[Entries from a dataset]
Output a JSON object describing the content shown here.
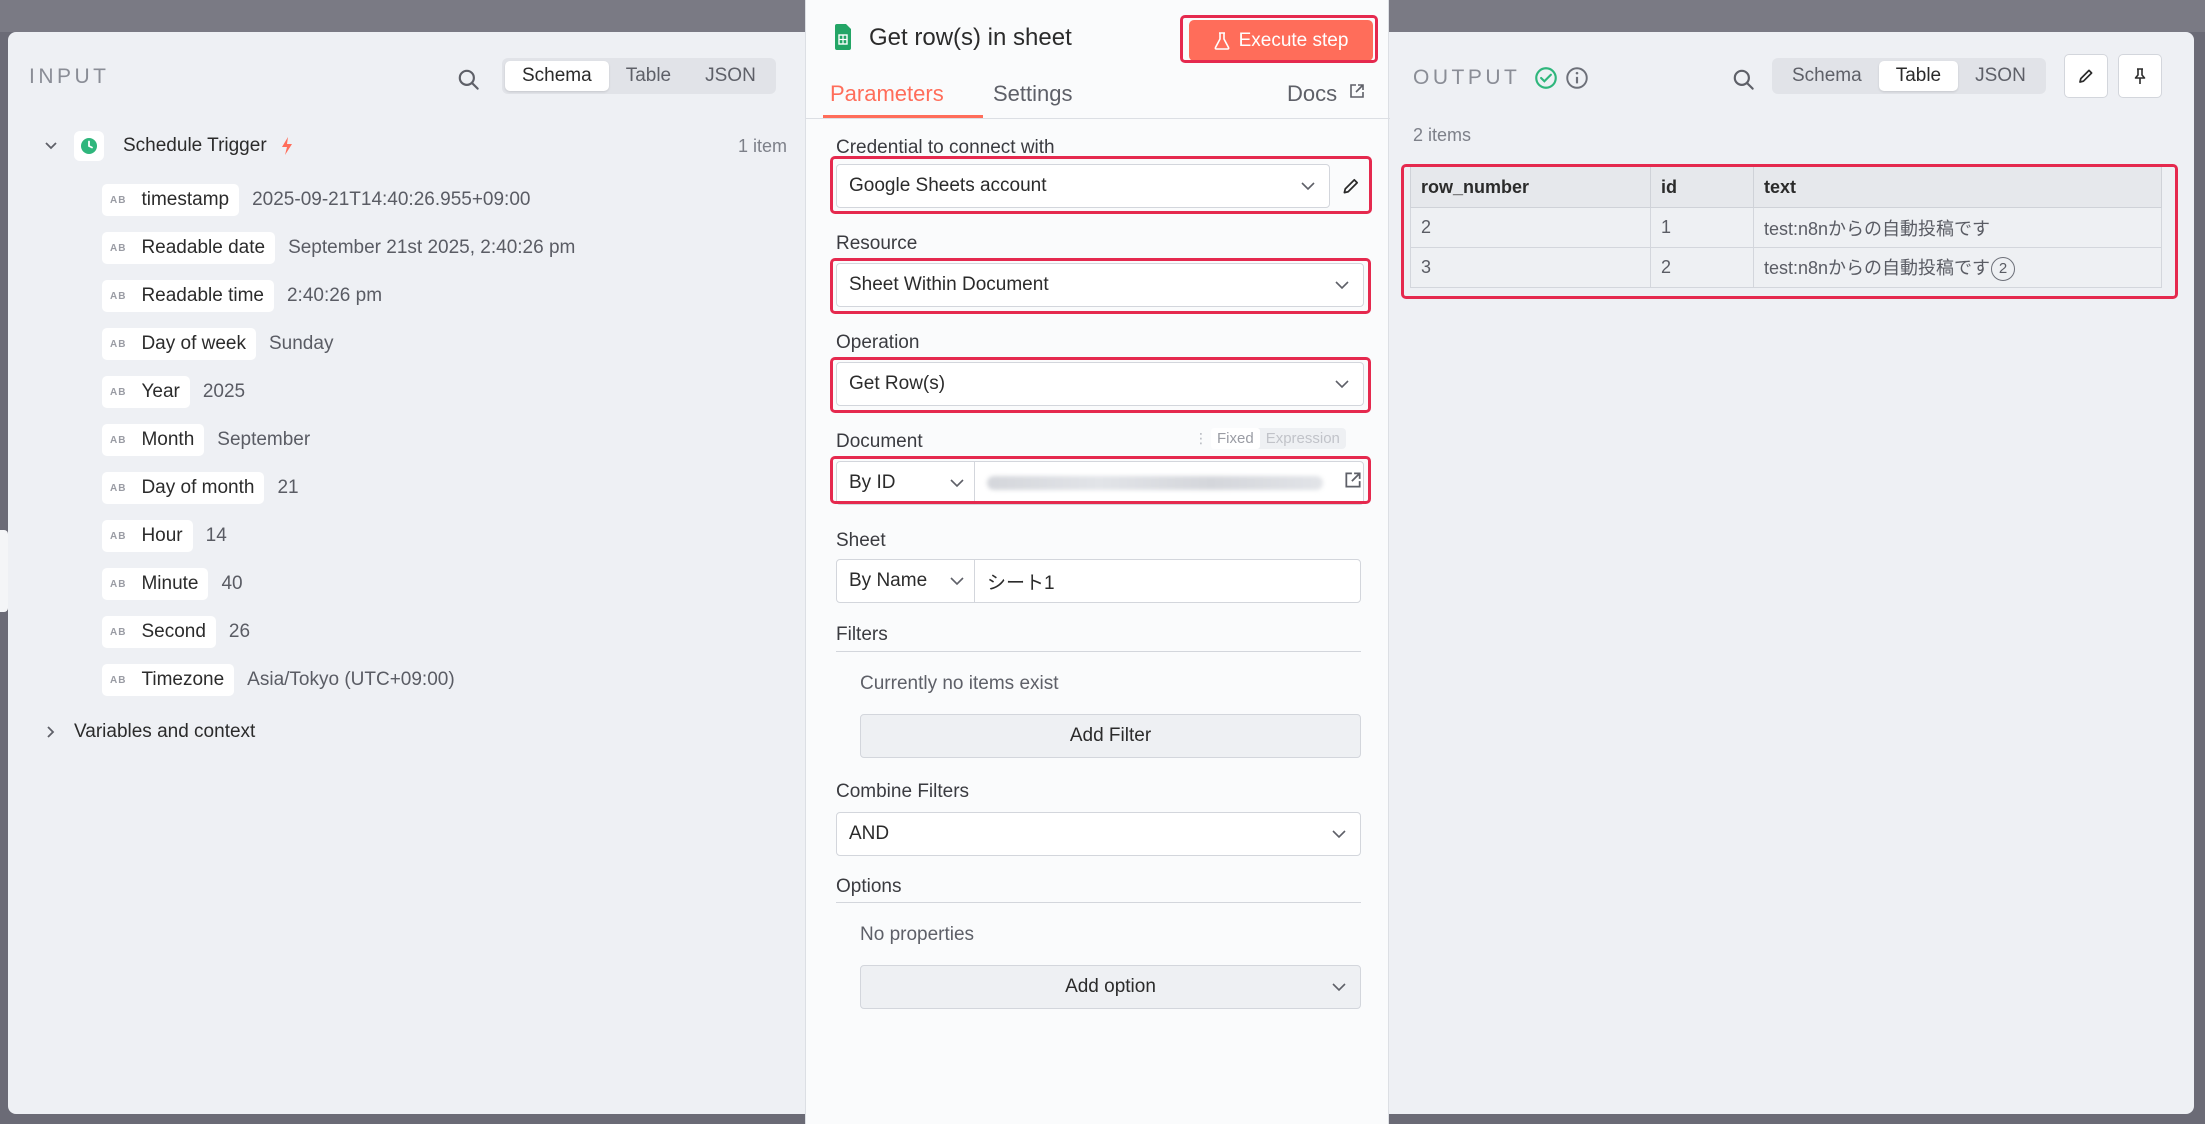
{
  "input": {
    "title": "INPUT",
    "view_options": [
      "Schema",
      "Table",
      "JSON"
    ],
    "active_view": "Schema",
    "node_name": "Schedule Trigger",
    "item_count": "1 item",
    "fields": [
      {
        "type": "AB",
        "name": "timestamp",
        "value": "2025-09-21T14:40:26.955+09:00"
      },
      {
        "type": "AB",
        "name": "Readable date",
        "value": "September 21st 2025, 2:40:26 pm"
      },
      {
        "type": "AB",
        "name": "Readable time",
        "value": "2:40:26 pm"
      },
      {
        "type": "AB",
        "name": "Day of week",
        "value": "Sunday"
      },
      {
        "type": "AB",
        "name": "Year",
        "value": "2025"
      },
      {
        "type": "AB",
        "name": "Month",
        "value": "September"
      },
      {
        "type": "AB",
        "name": "Day of month",
        "value": "21"
      },
      {
        "type": "AB",
        "name": "Hour",
        "value": "14"
      },
      {
        "type": "AB",
        "name": "Minute",
        "value": "40"
      },
      {
        "type": "AB",
        "name": "Second",
        "value": "26"
      },
      {
        "type": "AB",
        "name": "Timezone",
        "value": "Asia/Tokyo (UTC+09:00)"
      }
    ],
    "variables_label": "Variables and context"
  },
  "node": {
    "title": "Get row(s) in sheet",
    "execute_label": "Execute step",
    "tabs": [
      "Parameters",
      "Settings"
    ],
    "active_tab": "Parameters",
    "docs_label": "Docs",
    "credential_label": "Credential to connect with",
    "credential_value": "Google Sheets account",
    "resource_label": "Resource",
    "resource_value": "Sheet Within Document",
    "operation_label": "Operation",
    "operation_value": "Get Row(s)",
    "document_label": "Document",
    "fixed_label": "Fixed",
    "expression_label": "Expression",
    "document_mode": "By ID",
    "sheet_label": "Sheet",
    "sheet_mode": "By Name",
    "sheet_value": "シート1",
    "filters_label": "Filters",
    "filters_empty": "Currently no items exist",
    "add_filter_label": "Add Filter",
    "combine_label": "Combine Filters",
    "combine_value": "AND",
    "options_label": "Options",
    "options_empty": "No properties",
    "add_option_label": "Add option"
  },
  "output": {
    "title": "OUTPUT",
    "view_options": [
      "Schema",
      "Table",
      "JSON"
    ],
    "active_view": "Table",
    "item_count": "2 items",
    "columns": [
      "row_number",
      "id",
      "text"
    ],
    "rows": [
      [
        "2",
        "1",
        "test:n8nからの自動投稿です"
      ],
      [
        "3",
        "2",
        "test:n8nからの自動投稿です"
      ]
    ],
    "badge": "2"
  },
  "colors": {
    "accent": "#ff6d5a",
    "highlight_box": "#e5294e",
    "success": "#2fb67c",
    "trigger_icon": "#2fb67c",
    "sheets_green": "#23a566"
  }
}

[What you have to do] Leaving the pictures aside, transcribe the entire listing exactly.

[Output of the task]
Output a JSON object describing the content shown here.
{
  "input": {
    "title": "INPUT",
    "view_options": [
      "Schema",
      "Table",
      "JSON"
    ],
    "active_view": "Schema",
    "node_name": "Schedule Trigger",
    "item_count": "1 item",
    "fields": [
      {
        "type": "AB",
        "name": "timestamp",
        "value": "2025-09-21T14:40:26.955+09:00"
      },
      {
        "type": "AB",
        "name": "Readable date",
        "value": "September 21st 2025, 2:40:26 pm"
      },
      {
        "type": "AB",
        "name": "Readable time",
        "value": "2:40:26 pm"
      },
      {
        "type": "AB",
        "name": "Day of week",
        "value": "Sunday"
      },
      {
        "type": "AB",
        "name": "Year",
        "value": "2025"
      },
      {
        "type": "AB",
        "name": "Month",
        "value": "September"
      },
      {
        "type": "AB",
        "name": "Day of month",
        "value": "21"
      },
      {
        "type": "AB",
        "name": "Hour",
        "value": "14"
      },
      {
        "type": "AB",
        "name": "Minute",
        "value": "40"
      },
      {
        "type": "AB",
        "name": "Second",
        "value": "26"
      },
      {
        "type": "AB",
        "name": "Timezone",
        "value": "Asia/Tokyo (UTC+09:00)"
      }
    ],
    "variables_label": "Variables and context"
  },
  "node": {
    "title": "Get row(s) in sheet",
    "execute_label": "Execute step",
    "tabs": [
      "Parameters",
      "Settings"
    ],
    "active_tab": "Parameters",
    "docs_label": "Docs",
    "credential_label": "Credential to connect with",
    "credential_value": "Google Sheets account",
    "resource_label": "Resource",
    "resource_value": "Sheet Within Document",
    "operation_label": "Operation",
    "operation_value": "Get Row(s)",
    "document_label": "Document",
    "fixed_label": "Fixed",
    "expression_label": "Expression",
    "document_mode": "By ID",
    "sheet_label": "Sheet",
    "sheet_mode": "By Name",
    "sheet_value": "シート1",
    "filters_label": "Filters",
    "filters_empty": "Currently no items exist",
    "add_filter_label": "Add Filter",
    "combine_label": "Combine Filters",
    "combine_value": "AND",
    "options_label": "Options",
    "options_empty": "No properties",
    "add_option_label": "Add option"
  },
  "output": {
    "title": "OUTPUT",
    "view_options": [
      "Schema",
      "Table",
      "JSON"
    ],
    "active_view": "Table",
    "item_count": "2 items",
    "columns": [
      "row_number",
      "id",
      "text"
    ],
    "rows": [
      [
        "2",
        "1",
        "test:n8nからの自動投稿です"
      ],
      [
        "3",
        "2",
        "test:n8nからの自動投稿です"
      ]
    ],
    "badge": "2"
  },
  "colors": {
    "accent": "#ff6d5a",
    "highlight_box": "#e5294e",
    "success": "#2fb67c",
    "trigger_icon": "#2fb67c",
    "sheets_green": "#23a566"
  }
}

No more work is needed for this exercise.